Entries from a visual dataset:
%%
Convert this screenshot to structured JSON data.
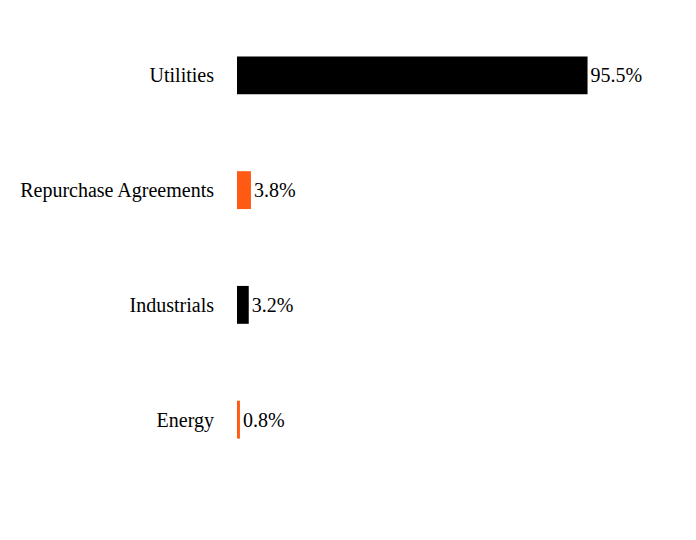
{
  "chart_data": {
    "type": "bar",
    "orientation": "horizontal",
    "categories": [
      "Utilities",
      "Repurchase Agreements",
      "Industrials",
      "Energy"
    ],
    "values": [
      95.5,
      3.8,
      3.2,
      0.8
    ],
    "value_labels": [
      "95.5%",
      "3.8%",
      "3.2%",
      "0.8%"
    ],
    "colors": [
      "#000000",
      "#ff5a14",
      "#000000",
      "#ff5a14"
    ],
    "data_labels": true,
    "tick_labels": "y",
    "grid": false
  }
}
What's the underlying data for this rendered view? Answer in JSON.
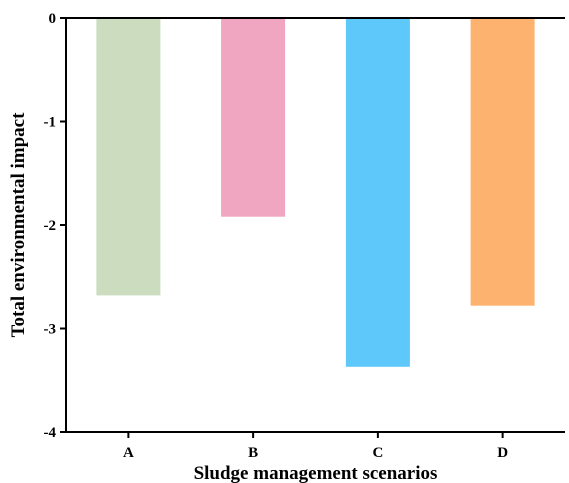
{
  "chart_data": {
    "type": "bar",
    "categories": [
      "A",
      "B",
      "C",
      "D"
    ],
    "values": [
      -2.68,
      -1.92,
      -3.37,
      -2.78
    ],
    "colors": [
      "#ccdcbf",
      "#f0a6c0",
      "#5fc8fa",
      "#fdb270"
    ],
    "title": "",
    "xlabel": "Sludge management scenarios",
    "ylabel": "Total environmental impact",
    "ylim": [
      -4,
      0
    ],
    "yticks": [
      0,
      -1,
      -2,
      -3,
      -4
    ],
    "ytick_labels": [
      "0",
      "-1",
      "-2",
      "-3",
      "-4"
    ],
    "grid": false,
    "legend": "none"
  }
}
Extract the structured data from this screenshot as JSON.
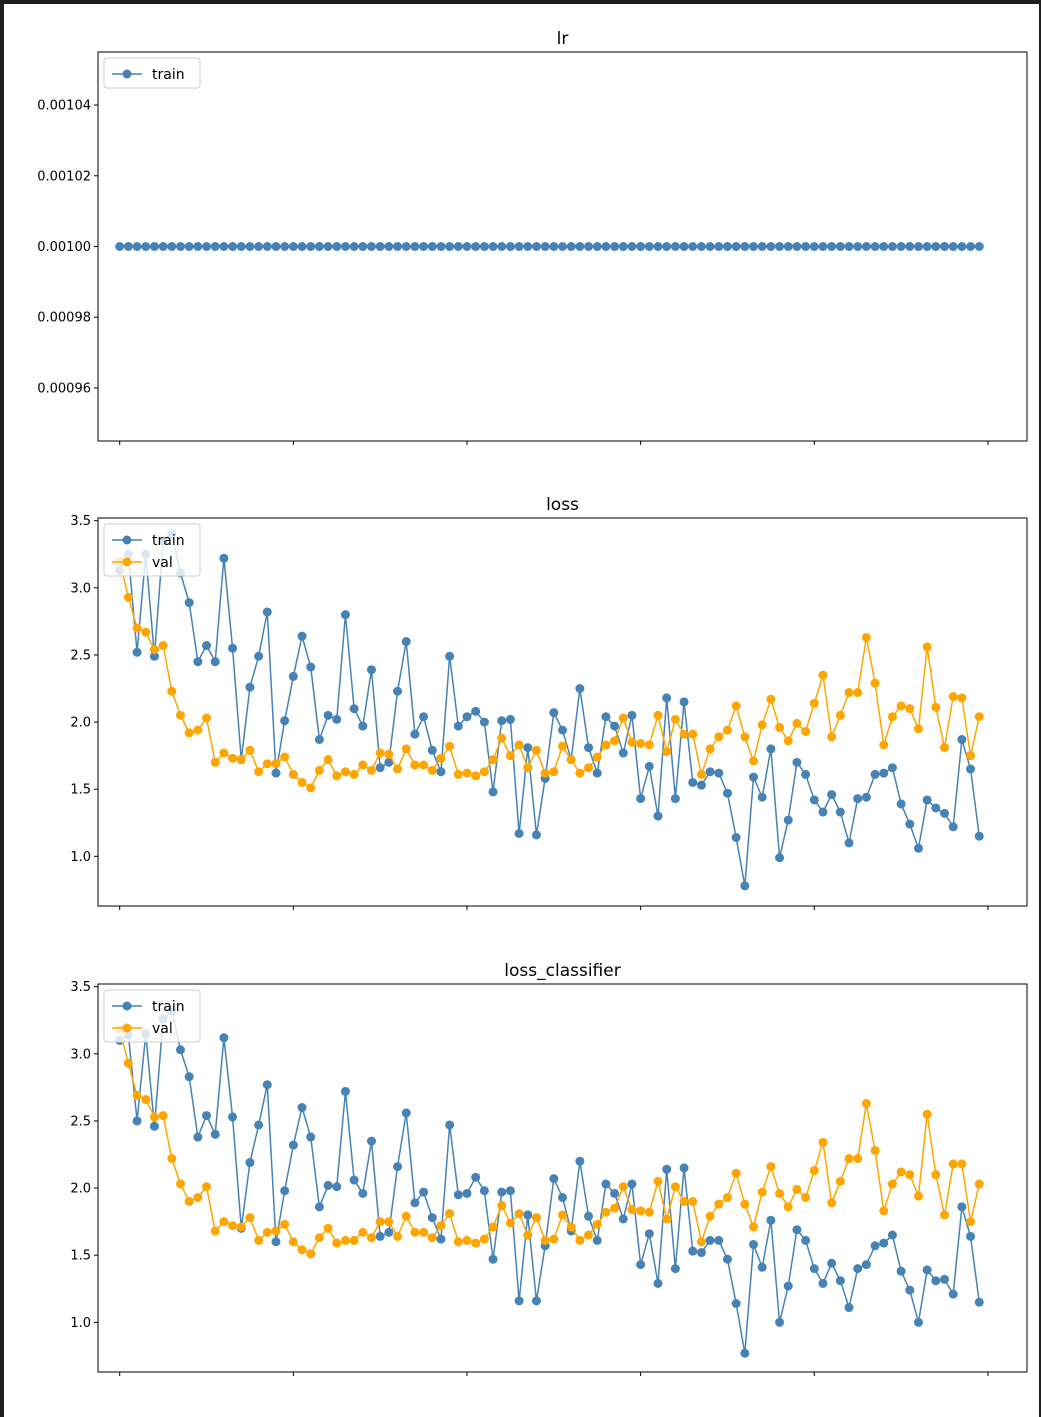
%%
> [JOB] Leave the pictures out, and transcribe each of the records exactly.

> [THE RESULT]
Convert this screenshot to structured JSON data.
{
  "chart_data": {
    "type": "bar",
    "orientation": "horizontal",
    "categories": [
      "Utilities",
      "Repurchase Agreements",
      "Industrials",
      "Energy"
    ],
    "values": [
      95.5,
      3.8,
      3.2,
      0.8
    ],
    "value_labels": [
      "95.5%",
      "3.8%",
      "3.2%",
      "0.8%"
    ],
    "colors": [
      "#000000",
      "#ff5a14",
      "#000000",
      "#ff5a14"
    ],
    "data_labels": true,
    "tick_labels": "y",
    "grid": false
  }
}
What's the underlying data for this rendered view? Answer in JSON.
{
  "chart_data": {
    "type": "bar",
    "categories": [
      "A",
      "B",
      "C",
      "D"
    ],
    "values": [
      -2.68,
      -1.92,
      -3.37,
      -2.78
    ],
    "colors": [
      "#ccdcbf",
      "#f0a6c0",
      "#5fc8fa",
      "#fdb270"
    ],
    "title": "",
    "xlabel": "Sludge management scenarios",
    "ylabel": "Total environmental impact",
    "ylim": [
      -4,
      0
    ],
    "yticks": [
      0,
      -1,
      -2,
      -3,
      -4
    ],
    "ytick_labels": [
      "0",
      "-1",
      "-2",
      "-3",
      "-4"
    ],
    "grid": false,
    "legend": "none"
  }
}
Extract the structured data from this screenshot as JSON.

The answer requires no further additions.